Supplied material:
========================

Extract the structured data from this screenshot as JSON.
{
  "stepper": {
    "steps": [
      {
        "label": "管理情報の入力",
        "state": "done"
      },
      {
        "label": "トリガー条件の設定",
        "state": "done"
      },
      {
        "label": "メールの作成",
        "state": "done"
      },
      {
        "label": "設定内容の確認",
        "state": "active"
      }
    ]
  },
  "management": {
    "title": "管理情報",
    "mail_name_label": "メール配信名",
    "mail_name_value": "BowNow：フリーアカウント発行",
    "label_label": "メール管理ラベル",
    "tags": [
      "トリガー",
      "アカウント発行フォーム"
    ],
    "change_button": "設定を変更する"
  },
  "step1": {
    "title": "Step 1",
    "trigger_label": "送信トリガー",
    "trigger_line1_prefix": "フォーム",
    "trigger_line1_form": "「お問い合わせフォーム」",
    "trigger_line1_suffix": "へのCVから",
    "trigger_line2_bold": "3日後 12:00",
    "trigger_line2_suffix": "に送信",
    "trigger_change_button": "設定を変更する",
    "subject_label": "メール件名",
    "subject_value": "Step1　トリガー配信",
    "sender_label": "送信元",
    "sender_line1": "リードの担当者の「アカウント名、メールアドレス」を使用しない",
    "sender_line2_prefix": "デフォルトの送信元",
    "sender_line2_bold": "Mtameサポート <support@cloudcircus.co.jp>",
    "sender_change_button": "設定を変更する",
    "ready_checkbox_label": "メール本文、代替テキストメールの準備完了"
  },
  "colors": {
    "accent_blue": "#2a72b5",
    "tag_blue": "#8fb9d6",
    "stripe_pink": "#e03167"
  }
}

========================

Instruction: Repeat all of the records above exactly as written.

Response:
Extract the structured data from this screenshot as JSON.
{
  "stepper": {
    "steps": [
      {
        "label": "管理情報の入力",
        "state": "done"
      },
      {
        "label": "トリガー条件の設定",
        "state": "done"
      },
      {
        "label": "メールの作成",
        "state": "done"
      },
      {
        "label": "設定内容の確認",
        "state": "active"
      }
    ]
  },
  "management": {
    "title": "管理情報",
    "mail_name_label": "メール配信名",
    "mail_name_value": "BowNow：フリーアカウント発行",
    "label_label": "メール管理ラベル",
    "tags": [
      "トリガー",
      "アカウント発行フォーム"
    ],
    "change_button": "設定を変更する"
  },
  "step1": {
    "title": "Step 1",
    "trigger_label": "送信トリガー",
    "trigger_line1_prefix": "フォーム",
    "trigger_line1_form": "「お問い合わせフォーム」",
    "trigger_line1_suffix": "へのCVから",
    "trigger_line2_bold": "3日後 12:00",
    "trigger_line2_suffix": "に送信",
    "trigger_change_button": "設定を変更する",
    "subject_label": "メール件名",
    "subject_value": "Step1　トリガー配信",
    "sender_label": "送信元",
    "sender_line1": "リードの担当者の「アカウント名、メールアドレス」を使用しない",
    "sender_line2_prefix": "デフォルトの送信元",
    "sender_line2_bold": "Mtameサポート <support@cloudcircus.co.jp>",
    "sender_change_button": "設定を変更する",
    "ready_checkbox_label": "メール本文、代替テキストメールの準備完了"
  },
  "colors": {
    "accent_blue": "#2a72b5",
    "tag_blue": "#8fb9d6",
    "stripe_pink": "#e03167"
  }
}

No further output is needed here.